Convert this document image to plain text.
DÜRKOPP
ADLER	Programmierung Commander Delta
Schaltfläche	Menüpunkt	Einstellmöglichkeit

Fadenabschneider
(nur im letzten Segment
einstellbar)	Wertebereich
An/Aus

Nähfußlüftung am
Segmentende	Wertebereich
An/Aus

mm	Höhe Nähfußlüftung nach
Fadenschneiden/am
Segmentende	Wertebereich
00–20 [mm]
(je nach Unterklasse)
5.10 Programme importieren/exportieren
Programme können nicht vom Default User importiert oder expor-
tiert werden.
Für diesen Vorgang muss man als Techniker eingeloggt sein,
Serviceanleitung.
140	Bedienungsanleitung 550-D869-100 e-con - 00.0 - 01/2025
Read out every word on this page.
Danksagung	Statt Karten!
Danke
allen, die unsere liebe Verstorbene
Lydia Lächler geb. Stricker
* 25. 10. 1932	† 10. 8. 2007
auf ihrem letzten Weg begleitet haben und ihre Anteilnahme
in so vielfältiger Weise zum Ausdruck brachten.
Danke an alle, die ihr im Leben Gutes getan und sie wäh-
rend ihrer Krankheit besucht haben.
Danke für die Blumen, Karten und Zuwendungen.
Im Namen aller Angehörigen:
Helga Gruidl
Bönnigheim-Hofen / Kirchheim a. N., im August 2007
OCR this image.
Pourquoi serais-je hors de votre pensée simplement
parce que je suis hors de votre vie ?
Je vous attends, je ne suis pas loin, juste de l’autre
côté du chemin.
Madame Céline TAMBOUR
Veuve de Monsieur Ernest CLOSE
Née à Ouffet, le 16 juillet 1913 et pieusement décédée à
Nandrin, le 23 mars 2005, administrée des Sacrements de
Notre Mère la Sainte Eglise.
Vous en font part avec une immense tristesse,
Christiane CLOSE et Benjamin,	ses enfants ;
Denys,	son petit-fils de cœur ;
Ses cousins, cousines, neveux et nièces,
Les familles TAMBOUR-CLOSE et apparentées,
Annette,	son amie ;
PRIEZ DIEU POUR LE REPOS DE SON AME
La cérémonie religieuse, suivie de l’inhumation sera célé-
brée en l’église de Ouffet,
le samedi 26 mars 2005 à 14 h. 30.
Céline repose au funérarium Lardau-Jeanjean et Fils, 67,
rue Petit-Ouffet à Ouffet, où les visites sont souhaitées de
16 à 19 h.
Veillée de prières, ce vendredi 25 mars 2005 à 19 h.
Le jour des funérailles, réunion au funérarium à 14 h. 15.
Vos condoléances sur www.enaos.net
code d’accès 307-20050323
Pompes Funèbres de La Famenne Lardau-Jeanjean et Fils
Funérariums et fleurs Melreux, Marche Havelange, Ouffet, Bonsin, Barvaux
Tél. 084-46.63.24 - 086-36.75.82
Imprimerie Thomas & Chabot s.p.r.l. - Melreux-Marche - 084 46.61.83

========

* [Exercise description]
In this exercise, repeat all entries exactly.

* [Reply]
Convert this document image to plain text.
DÜRKOPP
ADLER	Programmierung Commander Delta
Schaltfläche	Menüpunkt	Einstellmöglichkeit

Fadenabschneider
(nur im letzten Segment
einstellbar)	Wertebereich
An/Aus

Nähfußlüftung am
Segmentende	Wertebereich
An/Aus

mm	Höhe Nähfußlüftung nach
Fadenschneiden/am
Segmentende	Wertebereich
00–20 [mm]
(je nach Unterklasse)
5.10 Programme importieren/exportieren
Programme können nicht vom Default User importiert oder expor-
tiert werden.
Für diesen Vorgang muss man als Techniker eingeloggt sein,
Serviceanleitung.
140	Bedienungsanleitung 550-D869-100 e-con - 00.0 - 01/2025
Read out every word on this page.
Danksagung	Statt Karten!
Danke
allen, die unsere liebe Verstorbene
Lydia Lächler geb. Stricker
* 25. 10. 1932	† 10. 8. 2007
auf ihrem letzten Weg begleitet haben und ihre Anteilnahme
in so vielfältiger Weise zum Ausdruck brachten.
Danke an alle, die ihr im Leben Gutes getan und sie wäh-
rend ihrer Krankheit besucht haben.
Danke für die Blumen, Karten und Zuwendungen.
Im Namen aller Angehörigen:
Helga Gruidl
Bönnigheim-Hofen / Kirchheim a. N., im August 2007
OCR this image.
Pourquoi serais-je hors de votre pensée simplement
parce que je suis hors de votre vie ?
Je vous attends, je ne suis pas loin, juste de l’autre
côté du chemin.
Madame Céline TAMBOUR
Veuve de Monsieur Ernest CLOSE
Née à Ouffet, le 16 juillet 1913 et pieusement décédée à
Nandrin, le 23 mars 2005, administrée des Sacrements de
Notre Mère la Sainte Eglise.
Vous en font part avec une immense tristesse,
Christiane CLOSE et Benjamin,	ses enfants ;
Denys,	son petit-fils de cœur ;
Ses cousins, cousines, neveux et nièces,
Les familles TAMBOUR-CLOSE et apparentées,
Annette,	son amie ;
PRIEZ DIEU POUR LE REPOS DE SON AME
La cérémonie religieuse, suivie de l’inhumation sera célé-
brée en l’église de Ouffet,
le samedi 26 mars 2005 à 14 h. 30.
Céline repose au funérarium Lardau-Jeanjean et Fils, 67,
rue Petit-Ouffet à Ouffet, où les visites sont souhaitées de
16 à 19 h.
Veillée de prières, ce vendredi 25 mars 2005 à 19 h.
Le jour des funérailles, réunion au funérarium à 14 h. 15.
Vos condoléances sur www.enaos.net
code d’accès 307-20050323
Pompes Funèbres de La Famenne Lardau-Jeanjean et Fils
Funérariums et fleurs Melreux, Marche Havelange, Ouffet, Bonsin, Barvaux
Tél. 084-46.63.24 - 086-36.75.82
Imprimerie Thomas & Chabot s.p.r.l. - Melreux-Marche - 084 46.61.83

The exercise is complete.